_ASSIGNMENT A_
Return the passage of the patch starting with "- install yum-plugin-versionlock" and going on through "insertions(+), 5 deletions(-)", with every character unchanged.
_ASSIGNMENT B_
List every file path that the patch's change summary shows as modified.

_SOURCE TEXT_
* * * * *

From 053d6669f9002c55de98c88ea8932afa8cbebba8 Mon Sep 17 00:00:00 2001
From: till <till@php.net>
Date: Fri, 8 Nov 2019 21:00:46 +0100
Subject: [PATCH] Enhancement: versionlock our package

 - install yum-plugin-versionlock
 - lock the docker-$edition package on what we installed

Related: pngmbh/issues#389
---
 handlers/main.yml                             | 14 +++++++++++++
 molecule/docker-version/tests/test_default.py | 21 ++++++++++++++++---
 tasks/docker-redhat.yml                       | 14 +++++++++++--
 3 files changed, 44 insertions(+), 5 deletions(-)

diff --git a/handlers/main.yml b/handlers/main.yml
index 7847bc1..8a79894 100644
--- a/handlers/main.yml
+++ b/handlers/main.yml
@@ -1,3 +1,17 @@
 ---
 - name: restart docker
   service: "name=docker state={{ docker_restart_handler_state }}"
+
+# some context:
+#  - the repo doesn't offer *all* docker-ce-cli releases
+#  - therefor we lock docker-ce only
+#  - linting:
+#     - we ignore linting since the PR for "versionlock" hasn't been merged in a year
+#     - warn: false for another Ansible warning about "command"
+- name: lock docker package
+  command: "yum versionlock {{ docker_package }}"
+  args:
+    warn: false
+  changed_when: false
+  tags:
+    - skip_ansible_lint
diff --git a/molecule/docker-version/tests/test_default.py b/molecule/docker-version/tests/test_default.py
index dea0eab..8d80e7f 100644
--- a/molecule/docker-version/tests/test_default.py
+++ b/molecule/docker-version/tests/test_default.py
@@ -8,6 +8,14 @@ testinfra_hosts = testinfra.utils.ansible_runner.AnsibleRunner(
 ).get_hosts('all')

* * * * *

_LISTED ENTRIES_
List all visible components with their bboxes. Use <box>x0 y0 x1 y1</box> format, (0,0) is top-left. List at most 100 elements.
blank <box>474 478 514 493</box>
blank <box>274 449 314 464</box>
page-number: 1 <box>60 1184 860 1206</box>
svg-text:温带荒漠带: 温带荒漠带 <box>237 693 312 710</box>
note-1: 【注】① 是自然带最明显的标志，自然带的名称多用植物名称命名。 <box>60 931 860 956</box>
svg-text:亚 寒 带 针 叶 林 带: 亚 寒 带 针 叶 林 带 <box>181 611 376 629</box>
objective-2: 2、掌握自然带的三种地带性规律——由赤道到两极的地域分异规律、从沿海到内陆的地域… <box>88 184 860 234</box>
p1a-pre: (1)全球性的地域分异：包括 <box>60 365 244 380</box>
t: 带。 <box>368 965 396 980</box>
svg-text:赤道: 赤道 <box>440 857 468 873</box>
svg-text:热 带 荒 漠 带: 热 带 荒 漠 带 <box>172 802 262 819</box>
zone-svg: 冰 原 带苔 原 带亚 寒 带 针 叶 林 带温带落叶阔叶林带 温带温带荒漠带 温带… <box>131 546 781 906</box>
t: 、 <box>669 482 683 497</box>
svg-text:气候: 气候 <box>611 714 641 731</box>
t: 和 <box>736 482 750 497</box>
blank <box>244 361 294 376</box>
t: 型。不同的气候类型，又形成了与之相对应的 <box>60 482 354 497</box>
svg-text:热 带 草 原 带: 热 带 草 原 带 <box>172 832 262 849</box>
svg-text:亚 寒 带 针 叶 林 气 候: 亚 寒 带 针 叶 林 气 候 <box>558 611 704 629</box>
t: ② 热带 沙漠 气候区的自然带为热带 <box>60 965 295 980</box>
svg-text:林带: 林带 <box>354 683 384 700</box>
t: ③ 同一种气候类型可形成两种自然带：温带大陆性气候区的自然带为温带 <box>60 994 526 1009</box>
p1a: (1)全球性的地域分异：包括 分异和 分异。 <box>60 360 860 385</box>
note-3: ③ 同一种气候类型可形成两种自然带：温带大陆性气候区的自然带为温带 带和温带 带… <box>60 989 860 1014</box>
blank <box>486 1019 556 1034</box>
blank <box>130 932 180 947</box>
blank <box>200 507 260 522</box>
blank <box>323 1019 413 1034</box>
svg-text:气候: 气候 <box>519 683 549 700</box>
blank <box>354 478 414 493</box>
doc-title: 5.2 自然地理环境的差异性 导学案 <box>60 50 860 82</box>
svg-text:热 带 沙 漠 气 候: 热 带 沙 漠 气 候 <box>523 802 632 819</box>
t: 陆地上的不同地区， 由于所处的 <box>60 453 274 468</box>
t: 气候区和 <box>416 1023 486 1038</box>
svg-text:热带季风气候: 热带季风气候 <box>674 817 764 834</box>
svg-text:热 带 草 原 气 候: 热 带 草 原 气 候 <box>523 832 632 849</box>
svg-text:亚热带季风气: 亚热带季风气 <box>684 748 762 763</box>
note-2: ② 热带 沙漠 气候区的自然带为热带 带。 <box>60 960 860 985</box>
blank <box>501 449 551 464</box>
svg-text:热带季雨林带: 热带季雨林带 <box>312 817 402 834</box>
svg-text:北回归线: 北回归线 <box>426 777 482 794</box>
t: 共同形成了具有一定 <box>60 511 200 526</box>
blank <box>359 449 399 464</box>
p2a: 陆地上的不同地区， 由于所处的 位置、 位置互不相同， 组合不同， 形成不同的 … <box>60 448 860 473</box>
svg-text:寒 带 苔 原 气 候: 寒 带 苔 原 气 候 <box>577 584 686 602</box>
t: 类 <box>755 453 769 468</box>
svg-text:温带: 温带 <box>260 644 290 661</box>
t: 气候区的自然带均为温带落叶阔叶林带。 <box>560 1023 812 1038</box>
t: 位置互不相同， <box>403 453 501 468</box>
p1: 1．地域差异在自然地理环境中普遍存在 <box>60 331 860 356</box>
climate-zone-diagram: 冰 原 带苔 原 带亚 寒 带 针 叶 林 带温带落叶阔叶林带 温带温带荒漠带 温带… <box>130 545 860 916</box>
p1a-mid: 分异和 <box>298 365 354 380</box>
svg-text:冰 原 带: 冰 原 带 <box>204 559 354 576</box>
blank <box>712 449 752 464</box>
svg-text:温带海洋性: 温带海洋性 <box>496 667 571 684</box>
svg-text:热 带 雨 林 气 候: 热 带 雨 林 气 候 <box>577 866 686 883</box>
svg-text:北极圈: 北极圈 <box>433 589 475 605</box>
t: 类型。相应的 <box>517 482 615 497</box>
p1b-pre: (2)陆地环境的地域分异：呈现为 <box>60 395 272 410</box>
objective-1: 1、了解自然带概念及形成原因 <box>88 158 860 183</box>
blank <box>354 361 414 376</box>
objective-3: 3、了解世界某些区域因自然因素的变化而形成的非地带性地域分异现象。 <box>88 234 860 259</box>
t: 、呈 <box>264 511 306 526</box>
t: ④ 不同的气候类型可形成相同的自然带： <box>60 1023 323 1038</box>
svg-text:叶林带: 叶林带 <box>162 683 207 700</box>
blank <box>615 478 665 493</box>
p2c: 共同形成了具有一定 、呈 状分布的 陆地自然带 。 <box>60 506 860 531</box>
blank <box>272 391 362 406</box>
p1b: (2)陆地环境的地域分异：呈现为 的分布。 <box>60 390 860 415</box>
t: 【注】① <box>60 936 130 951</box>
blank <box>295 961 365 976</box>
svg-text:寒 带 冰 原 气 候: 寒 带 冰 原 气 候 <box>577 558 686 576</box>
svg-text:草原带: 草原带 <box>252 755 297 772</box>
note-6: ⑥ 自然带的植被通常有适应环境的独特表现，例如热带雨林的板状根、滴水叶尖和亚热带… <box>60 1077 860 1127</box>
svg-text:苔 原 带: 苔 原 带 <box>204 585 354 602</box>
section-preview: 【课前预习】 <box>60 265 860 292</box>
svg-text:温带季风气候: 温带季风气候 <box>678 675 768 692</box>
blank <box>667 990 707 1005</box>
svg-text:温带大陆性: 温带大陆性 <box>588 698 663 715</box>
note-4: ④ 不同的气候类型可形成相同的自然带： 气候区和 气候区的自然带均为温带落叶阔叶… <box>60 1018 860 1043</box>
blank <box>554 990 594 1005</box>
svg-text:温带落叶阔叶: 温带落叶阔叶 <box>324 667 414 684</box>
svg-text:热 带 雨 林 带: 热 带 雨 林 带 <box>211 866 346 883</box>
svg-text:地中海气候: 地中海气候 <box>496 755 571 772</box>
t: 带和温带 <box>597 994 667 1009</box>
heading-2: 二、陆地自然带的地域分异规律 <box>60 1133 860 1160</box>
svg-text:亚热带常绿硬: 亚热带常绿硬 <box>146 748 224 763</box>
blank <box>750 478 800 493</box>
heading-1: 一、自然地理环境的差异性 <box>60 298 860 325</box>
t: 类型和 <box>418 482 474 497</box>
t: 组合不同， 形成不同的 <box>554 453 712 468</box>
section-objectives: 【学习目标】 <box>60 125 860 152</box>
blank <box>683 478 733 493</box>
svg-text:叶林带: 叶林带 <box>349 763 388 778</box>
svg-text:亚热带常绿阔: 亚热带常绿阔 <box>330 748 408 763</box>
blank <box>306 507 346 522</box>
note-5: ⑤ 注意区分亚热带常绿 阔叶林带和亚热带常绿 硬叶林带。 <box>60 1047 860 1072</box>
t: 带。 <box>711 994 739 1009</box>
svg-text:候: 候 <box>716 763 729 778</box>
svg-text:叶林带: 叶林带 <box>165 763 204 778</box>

* * * * *

_RESPONSE AREA A_
- install yum-plugin-versionlock
 - lock the docker-$edition package on what we installed

Related: pngmbh/issues#389
---
 handlers/main.yml                             | 14 +++++++++++++
 molecule/docker-version/tests/test_default.py | 21 ++++++++++++++++---
 tasks/docker-redhat.yml                       | 14 +++++++++++--
 3 files changed, 44 insertions(+), 5 deletions(-)

_RESPONSE AREA B_
handlers/main.yml
molecule/docker-version/tests/test_default.py
tasks/docker-redhat.yml